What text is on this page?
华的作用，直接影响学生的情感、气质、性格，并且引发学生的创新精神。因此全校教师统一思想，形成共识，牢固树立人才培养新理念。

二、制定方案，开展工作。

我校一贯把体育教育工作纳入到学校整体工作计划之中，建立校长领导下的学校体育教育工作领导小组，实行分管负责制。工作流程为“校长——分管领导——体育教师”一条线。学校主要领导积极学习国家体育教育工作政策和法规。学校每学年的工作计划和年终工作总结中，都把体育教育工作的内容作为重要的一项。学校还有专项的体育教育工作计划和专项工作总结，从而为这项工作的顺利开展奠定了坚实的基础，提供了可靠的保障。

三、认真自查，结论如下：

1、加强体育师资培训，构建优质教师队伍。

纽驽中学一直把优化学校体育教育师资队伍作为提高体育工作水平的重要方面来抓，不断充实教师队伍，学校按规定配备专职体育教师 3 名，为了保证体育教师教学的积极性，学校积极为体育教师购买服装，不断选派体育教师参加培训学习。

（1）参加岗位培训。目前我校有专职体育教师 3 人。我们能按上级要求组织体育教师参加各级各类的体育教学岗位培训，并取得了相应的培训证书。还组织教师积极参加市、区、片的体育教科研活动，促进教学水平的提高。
####
* [Goal] Take the entries and copy them out exactly.

* [Answer to this task]
What text is on this page?
华的作用，直接影响学生的情感、气质、性格，并且引发学生的创新精神。因此全校教师统一思想，形成共识，牢固树立人才培养新理念。

二、制定方案，开展工作。

我校一贯把体育教育工作纳入到学校整体工作计划之中，建立校长领导下的学校体育教育工作领导小组，实行分管负责制。工作流程为“校长——分管领导——体育教师”一条线。学校主要领导积极学习国家体育教育工作政策和法规。学校每学年的工作计划和年终工作总结中，都把体育教育工作的内容作为重要的一项。学校还有专项的体育教育工作计划和专项工作总结，从而为这项工作的顺利开展奠定了坚实的基础，提供了可靠的保障。

三、认真自查，结论如下：

1、加强体育师资培训，构建优质教师队伍。

纽驽中学一直把优化学校体育教育师资队伍作为提高体育工作水平的重要方面来抓，不断充实教师队伍，学校按规定配备专职体育教师 3 名，为了保证体育教师教学的积极性，学校积极为体育教师购买服装，不断选派体育教师参加培训学习。

（1）参加岗位培训。目前我校有专职体育教师 3 人。我们能按上级要求组织体育教师参加各级各类的体育教学岗位培训，并取得了相应的培训证书。还组织教师积极参加市、区、片的体育教科研活动，促进教学水平的提高。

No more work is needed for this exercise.